OPDRACHT 1
Zoek in de lijst hieronder elke regel waarin de tekenreeks "status" voorkomt en neem die regels over. Hoofdletters en kleine letters tellen mee.

In figuur 3 is een tweede uitvoeringsvoorbeeld van de inrichting zoals hiervoor beschreven weergegeven, waarbij de protectiemiddelen 61 een lichtonderbrekingssensor 69 omvatten. De lichtonderbrekingssensor 69 omvat een zender 70 die een lichtbundel naar een op afstand gelegen ontvanger 71 zendt. De zender 70 is aangebracht op het uiteinde van een horizontaal en dwars op de staander 7 van het hekwerk 2 aangebrachte balk 72, terwijl de ontvanger 71 eveneens is aangebracht aan het uiteinde van een horizontale en dwars op de staander 6 van het hekwerk 2 aangebrachte balk 73. De balken 72 en 73 hebben een lengte van ongeveer 100 cm en zijn op een hoogte van ongeveer 100 cm boven de vloer aangebracht. Op het moment dat de lichtbundel die door de zender 70 wordt uitgezonden, wordt onderbroken, bijvoorbeeld door een persoon die naar de robotarm 31 toeloopt, wordt door de protectiemiddelen 61 een signaal aan een, overigens niet weergegeven, computer afgegeven, met behulp van welk signaal de melkrobot 8 automatisch buiten bedrijf wordt gesteld. Nadat de melkrobot 8 buiten bedrijf is gesteld, kan deze met een, overigens niet weergegeven, toets opnieuw in bedrijf worden gebracht. Dit laatste kan overigens ook na een instelbaar tijdsinterval automatisch door de computer worden gedaan.
Eventueel is het mogelijk dat de toezichthouder er bijvoorbeeld via een semafoon op wordt gewezen dat de melkrobot buiten bedrijf is gesteld.
In figuur 4 is een derde uitvoeringsvoorbeeld van de inrichting overeenkomstig de uitvinding getekend, waarbij de protectiemiddelen 61 een contactstrip 74 omvatten, die in het onderhavige uitvoeringsvoorbeeld op de vloer rondom de robotarm 31 is aangebracht en een breedte heeft van ongeveer 50 cm. In het onderhavige uitvoeringsvoorbeeld omvat de contactstrip 74 een aantal piëzoelementen 75 die een signaal aan een, overigens niet weergegeven, computer afgeven als een persoon met de piëzoelementen in aanraking komt. Met het door de piëzoelementen 75 afgegeven signaal, wordt de melkrobot 8 automatisch buiten bedrijf gesteld. Ook hier kan de persoon door middel van een, overigens niet weergegeven, bedieningsknop de melkrobot 8 weer in bedrijf stellen of kan dit na een bepaalde tijd door de computer automatisch worden gedaan.

OPDRACHT 2
Hoe breed is de contactstrip rond de robotarm volgens de passage over de beveiliging van de melkrobot?

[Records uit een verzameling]
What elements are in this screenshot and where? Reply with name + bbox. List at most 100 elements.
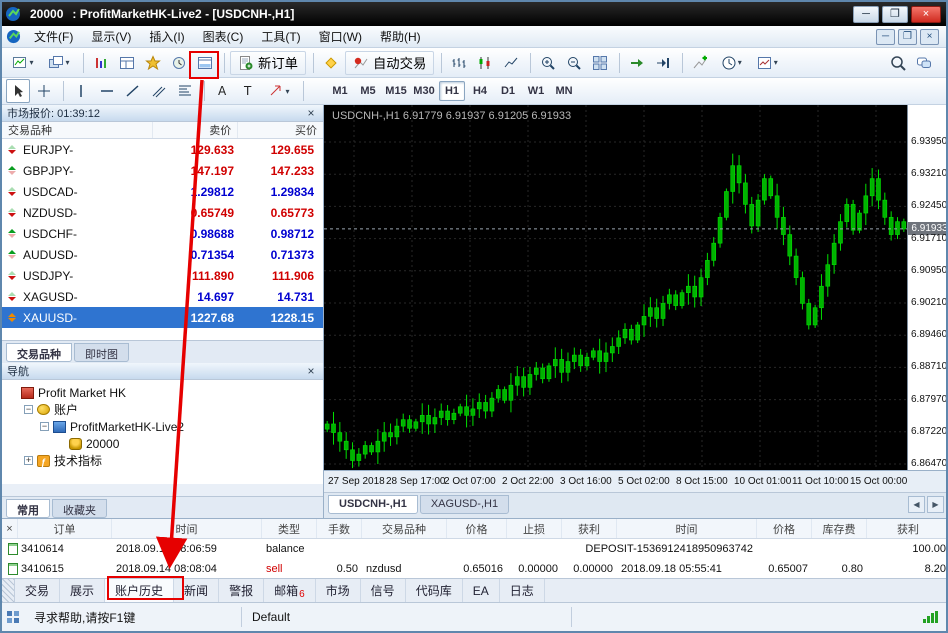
price-chart[interactable] bbox=[324, 105, 907, 470]
scroll-left-button[interactable]: ◀ bbox=[908, 496, 925, 513]
terminal-tab-8[interactable]: 代码库 bbox=[406, 579, 463, 602]
terminal-column-4[interactable]: 交易品种 bbox=[362, 519, 447, 538]
menu-item-2[interactable]: 插入(I) bbox=[140, 26, 193, 47]
market-watch-row[interactable]: AUDUSD-0.713540.71373 bbox=[2, 244, 323, 265]
market-watch-row[interactable]: XAGUSD-14.69714.731 bbox=[2, 286, 323, 307]
trendline-button[interactable] bbox=[121, 79, 145, 103]
vertical-line-button[interactable] bbox=[69, 79, 93, 103]
chart-shift-button[interactable] bbox=[651, 51, 675, 75]
tile-windows-button[interactable] bbox=[588, 51, 612, 75]
market-watch-row[interactable]: NZDUSD-0.657490.65773 bbox=[2, 202, 323, 223]
channel-button[interactable] bbox=[147, 79, 171, 103]
tree-item-coins[interactable]: −账户 bbox=[2, 401, 323, 418]
market-watch-row[interactable]: XAUUSD-1227.681228.15 bbox=[2, 307, 323, 328]
terminal-tab-0[interactable]: 交易 bbox=[15, 579, 60, 602]
chart-tab-usdcnh[interactable]: USDCNH-,H1 bbox=[328, 495, 418, 514]
horizontal-line-button[interactable] bbox=[95, 79, 119, 103]
arrows-shapes-button[interactable]: ▾ bbox=[262, 79, 296, 103]
close-icon[interactable]: × bbox=[304, 107, 318, 119]
templates-button[interactable]: ▾ bbox=[750, 51, 784, 75]
menu-item-1[interactable]: 显示(V) bbox=[82, 26, 140, 47]
navigator-button[interactable] bbox=[141, 51, 165, 75]
zoom-in-button[interactable] bbox=[536, 51, 560, 75]
terminal-column-10[interactable]: 库存费 bbox=[812, 519, 867, 538]
terminal-button[interactable] bbox=[193, 51, 217, 75]
scroll-right-button[interactable]: ▶ bbox=[927, 496, 944, 513]
new-chart-button[interactable]: ▾ bbox=[6, 51, 40, 75]
terminal-tab-3[interactable]: 新闻 bbox=[174, 579, 219, 602]
price-axis[interactable]: 6.91933 6.939506.932106.924506.917106.90… bbox=[907, 105, 948, 470]
timeframe-h4[interactable]: H4 bbox=[467, 81, 493, 101]
tree-expander-icon[interactable]: − bbox=[40, 422, 49, 431]
terminal-column-1[interactable]: 时间 bbox=[112, 519, 262, 538]
mdi-close-button[interactable]: × bbox=[920, 29, 939, 45]
terminal-close-button[interactable]: × bbox=[2, 519, 18, 538]
terminal-tab-6[interactable]: 市场 bbox=[316, 579, 361, 602]
close-button[interactable]: × bbox=[911, 6, 941, 23]
bar-chart-button[interactable] bbox=[447, 51, 471, 75]
metaeditor-button[interactable] bbox=[319, 51, 343, 75]
market-watch-row[interactable]: GBPJPY-147.197147.233 bbox=[2, 160, 323, 181]
tab-favorites[interactable]: 收藏夹 bbox=[52, 499, 107, 518]
strategy-tester-button[interactable] bbox=[167, 51, 191, 75]
tab-symbols[interactable]: 交易品种 bbox=[6, 343, 72, 362]
cursor-button[interactable] bbox=[6, 79, 30, 103]
timeframe-w1[interactable]: W1 bbox=[523, 81, 549, 101]
market-watch-row[interactable]: USDCHF-0.986880.98712 bbox=[2, 223, 323, 244]
timeframe-m1[interactable]: M1 bbox=[327, 81, 353, 101]
auto-scroll-button[interactable] bbox=[625, 51, 649, 75]
tab-tick-chart[interactable]: 即时图 bbox=[74, 343, 129, 362]
menu-item-6[interactable]: 帮助(H) bbox=[371, 26, 430, 47]
line-chart-button[interactable] bbox=[499, 51, 523, 75]
terminal-tab-1[interactable]: 展示 bbox=[60, 579, 105, 602]
autotrading-button[interactable]: 自动交易 bbox=[345, 51, 434, 75]
terminal-column-9[interactable]: 价格 bbox=[757, 519, 812, 538]
terminal-tab-5[interactable]: 邮箱6 bbox=[264, 579, 316, 602]
chart-tab-xagusd[interactable]: XAGUSD-,H1 bbox=[420, 495, 509, 514]
connection-status-icon[interactable] bbox=[922, 610, 948, 624]
menu-item-4[interactable]: 工具(T) bbox=[252, 26, 309, 47]
timeframe-m15[interactable]: M15 bbox=[383, 81, 409, 101]
tree-item-fx[interactable]: +ƒ技术指标 bbox=[2, 452, 323, 469]
terminal-column-3[interactable]: 手数 bbox=[317, 519, 362, 538]
profiles-button[interactable]: ▾ bbox=[42, 51, 76, 75]
terminal-tab-4[interactable]: 警报 bbox=[219, 579, 264, 602]
tab-common[interactable]: 常用 bbox=[6, 499, 50, 518]
timeframe-d1[interactable]: D1 bbox=[495, 81, 521, 101]
text-label-button[interactable]: T bbox=[236, 79, 260, 103]
timeframe-h1[interactable]: H1 bbox=[439, 81, 465, 101]
terminal-column-7[interactable]: 获利 bbox=[562, 519, 617, 538]
menu-item-5[interactable]: 窗口(W) bbox=[310, 26, 371, 47]
menu-item-0[interactable]: 文件(F) bbox=[25, 26, 82, 47]
menu-item-3[interactable]: 图表(C) bbox=[194, 26, 253, 47]
terminal-tab-2[interactable]: 账户历史 bbox=[105, 579, 174, 602]
terminal-column-11[interactable]: 获利 bbox=[867, 519, 948, 538]
status-profile[interactable]: Default bbox=[242, 607, 572, 627]
terminal-row[interactable]: 34106142018.09.14 08:06:59balanceDEPOSIT… bbox=[2, 539, 948, 559]
minimize-button[interactable]: ─ bbox=[853, 6, 879, 23]
fibonacci-button[interactable] bbox=[173, 79, 197, 103]
time-axis[interactable]: 27 Sep 201828 Sep 17:002 Oct 07:002 Oct … bbox=[324, 470, 948, 492]
column-symbol[interactable]: 交易品种 bbox=[2, 122, 152, 138]
tree-item-user[interactable]: 20000 bbox=[2, 435, 323, 452]
chat-button[interactable] bbox=[912, 51, 936, 75]
data-window-button[interactable] bbox=[115, 51, 139, 75]
crosshair-button[interactable] bbox=[32, 79, 56, 103]
search-button[interactable] bbox=[886, 51, 910, 75]
market-watch-row[interactable]: EURJPY-129.633129.655 bbox=[2, 139, 323, 160]
market-watch-row[interactable]: USDCAD-1.298121.29834 bbox=[2, 181, 323, 202]
terminal-column-8[interactable]: 时间 bbox=[617, 519, 757, 538]
column-ask[interactable]: 买价 bbox=[237, 122, 323, 138]
column-bid[interactable]: 卖价 bbox=[152, 122, 238, 138]
close-icon[interactable]: × bbox=[304, 365, 318, 377]
terminal-column-6[interactable]: 止损 bbox=[507, 519, 562, 538]
timeframe-m30[interactable]: M30 bbox=[411, 81, 437, 101]
indicators-button[interactable] bbox=[688, 51, 712, 75]
tree-expander-icon[interactable]: − bbox=[24, 405, 33, 414]
timeframe-m5[interactable]: M5 bbox=[355, 81, 381, 101]
mdi-minimize-button[interactable]: ─ bbox=[876, 29, 895, 45]
restore-button[interactable]: ❐ bbox=[882, 6, 908, 23]
periods-button[interactable]: ▾ bbox=[714, 51, 748, 75]
terminal-column-2[interactable]: 类型 bbox=[262, 519, 317, 538]
terminal-row[interactable]: 34106152018.09.14 08:08:04sell0.50nzdusd… bbox=[2, 559, 948, 579]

VERWACHT ANTWOORD 1
connection-status-icon[interactable] bbox=[922, 610, 948, 624]
status-profile[interactable]: Default bbox=[242, 607, 572, 627]

VERWACHT ANTWOORD 2
Ongeveer 50 cm.